■ **WHAT YOU WILL DO**: Look through the data and write out every line with the word "przymuszenia" in it.

_ _ _ _

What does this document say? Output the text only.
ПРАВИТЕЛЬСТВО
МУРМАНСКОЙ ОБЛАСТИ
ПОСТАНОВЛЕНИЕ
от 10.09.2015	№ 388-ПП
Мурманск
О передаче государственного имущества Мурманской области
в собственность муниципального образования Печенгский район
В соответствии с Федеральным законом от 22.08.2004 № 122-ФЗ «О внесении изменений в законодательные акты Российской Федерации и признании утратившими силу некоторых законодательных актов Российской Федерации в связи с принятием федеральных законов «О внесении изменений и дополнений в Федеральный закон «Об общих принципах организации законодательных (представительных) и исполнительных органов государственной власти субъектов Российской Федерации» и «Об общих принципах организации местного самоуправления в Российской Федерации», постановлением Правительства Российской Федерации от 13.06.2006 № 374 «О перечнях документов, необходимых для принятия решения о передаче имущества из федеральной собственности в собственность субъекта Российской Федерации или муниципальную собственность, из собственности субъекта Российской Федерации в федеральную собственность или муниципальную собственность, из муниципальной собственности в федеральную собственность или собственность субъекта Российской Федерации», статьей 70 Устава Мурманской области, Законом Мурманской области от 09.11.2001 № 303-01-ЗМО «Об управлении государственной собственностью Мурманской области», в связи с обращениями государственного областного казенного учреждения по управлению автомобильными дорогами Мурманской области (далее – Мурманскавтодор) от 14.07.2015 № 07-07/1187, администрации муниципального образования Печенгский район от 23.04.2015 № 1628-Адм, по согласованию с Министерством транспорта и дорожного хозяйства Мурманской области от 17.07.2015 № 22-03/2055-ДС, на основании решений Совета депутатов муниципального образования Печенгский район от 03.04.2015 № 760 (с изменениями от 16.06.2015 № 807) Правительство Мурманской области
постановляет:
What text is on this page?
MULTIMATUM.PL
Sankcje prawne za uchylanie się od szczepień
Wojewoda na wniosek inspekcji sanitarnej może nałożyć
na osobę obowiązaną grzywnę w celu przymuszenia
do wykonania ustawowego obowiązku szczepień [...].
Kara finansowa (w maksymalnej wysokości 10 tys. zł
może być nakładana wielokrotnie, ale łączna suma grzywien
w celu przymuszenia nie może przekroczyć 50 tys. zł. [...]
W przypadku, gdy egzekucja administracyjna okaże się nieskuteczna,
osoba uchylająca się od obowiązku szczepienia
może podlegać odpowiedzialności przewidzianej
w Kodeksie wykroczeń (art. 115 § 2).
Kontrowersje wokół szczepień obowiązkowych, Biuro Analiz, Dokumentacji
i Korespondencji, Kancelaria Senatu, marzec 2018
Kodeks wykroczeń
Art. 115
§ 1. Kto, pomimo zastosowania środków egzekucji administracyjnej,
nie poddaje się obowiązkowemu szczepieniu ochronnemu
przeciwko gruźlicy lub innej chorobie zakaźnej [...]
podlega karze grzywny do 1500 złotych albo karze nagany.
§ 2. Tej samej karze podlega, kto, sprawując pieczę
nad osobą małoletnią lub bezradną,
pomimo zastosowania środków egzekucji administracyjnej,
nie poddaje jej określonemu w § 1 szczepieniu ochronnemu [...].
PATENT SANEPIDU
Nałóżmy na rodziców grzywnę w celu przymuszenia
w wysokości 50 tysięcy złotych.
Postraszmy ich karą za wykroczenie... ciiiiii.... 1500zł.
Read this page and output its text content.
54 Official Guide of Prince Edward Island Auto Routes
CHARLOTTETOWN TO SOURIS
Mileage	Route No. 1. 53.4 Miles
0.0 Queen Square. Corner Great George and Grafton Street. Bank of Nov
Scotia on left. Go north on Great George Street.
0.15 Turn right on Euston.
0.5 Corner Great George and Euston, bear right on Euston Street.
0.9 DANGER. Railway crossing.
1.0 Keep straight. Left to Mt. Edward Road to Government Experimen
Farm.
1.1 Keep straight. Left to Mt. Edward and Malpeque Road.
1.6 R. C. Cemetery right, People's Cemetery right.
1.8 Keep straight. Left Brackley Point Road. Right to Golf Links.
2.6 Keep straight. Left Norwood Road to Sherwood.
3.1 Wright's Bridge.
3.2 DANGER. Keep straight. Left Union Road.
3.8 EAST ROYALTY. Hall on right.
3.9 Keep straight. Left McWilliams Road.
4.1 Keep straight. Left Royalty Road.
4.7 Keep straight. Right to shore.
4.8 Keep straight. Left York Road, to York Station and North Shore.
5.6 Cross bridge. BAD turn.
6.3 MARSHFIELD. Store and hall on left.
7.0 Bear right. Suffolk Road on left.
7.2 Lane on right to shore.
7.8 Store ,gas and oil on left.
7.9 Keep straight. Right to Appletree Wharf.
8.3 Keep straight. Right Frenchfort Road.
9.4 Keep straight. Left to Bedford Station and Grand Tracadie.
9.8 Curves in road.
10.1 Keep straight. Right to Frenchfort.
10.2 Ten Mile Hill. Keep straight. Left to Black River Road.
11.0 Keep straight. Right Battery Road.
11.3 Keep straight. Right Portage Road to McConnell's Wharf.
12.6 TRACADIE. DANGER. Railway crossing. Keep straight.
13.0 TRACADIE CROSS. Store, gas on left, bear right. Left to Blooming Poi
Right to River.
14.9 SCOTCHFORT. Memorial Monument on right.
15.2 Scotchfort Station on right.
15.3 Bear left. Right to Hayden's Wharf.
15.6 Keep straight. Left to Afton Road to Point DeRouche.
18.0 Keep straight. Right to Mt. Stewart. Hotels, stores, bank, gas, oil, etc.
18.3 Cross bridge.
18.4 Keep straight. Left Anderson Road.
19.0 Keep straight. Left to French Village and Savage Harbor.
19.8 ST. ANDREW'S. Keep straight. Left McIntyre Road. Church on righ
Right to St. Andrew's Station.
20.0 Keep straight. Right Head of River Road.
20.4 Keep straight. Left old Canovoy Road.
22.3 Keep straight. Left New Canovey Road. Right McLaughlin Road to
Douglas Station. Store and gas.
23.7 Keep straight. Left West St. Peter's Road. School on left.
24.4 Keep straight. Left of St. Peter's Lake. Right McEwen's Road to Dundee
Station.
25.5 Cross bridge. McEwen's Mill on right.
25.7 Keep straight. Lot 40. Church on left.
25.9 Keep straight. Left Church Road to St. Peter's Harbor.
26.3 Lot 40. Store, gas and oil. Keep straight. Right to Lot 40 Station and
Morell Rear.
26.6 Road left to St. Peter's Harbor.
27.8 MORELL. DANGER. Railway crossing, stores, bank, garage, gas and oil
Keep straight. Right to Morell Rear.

_ _ _ _

■ **FULL OUTPUT**:
na osobę obowiązaną grzywnę w celu przymuszenia
w celu przymuszenia nie może przekroczyć 50 tys. zł. [...]
Nałóżmy na rodziców grzywnę w celu przymuszenia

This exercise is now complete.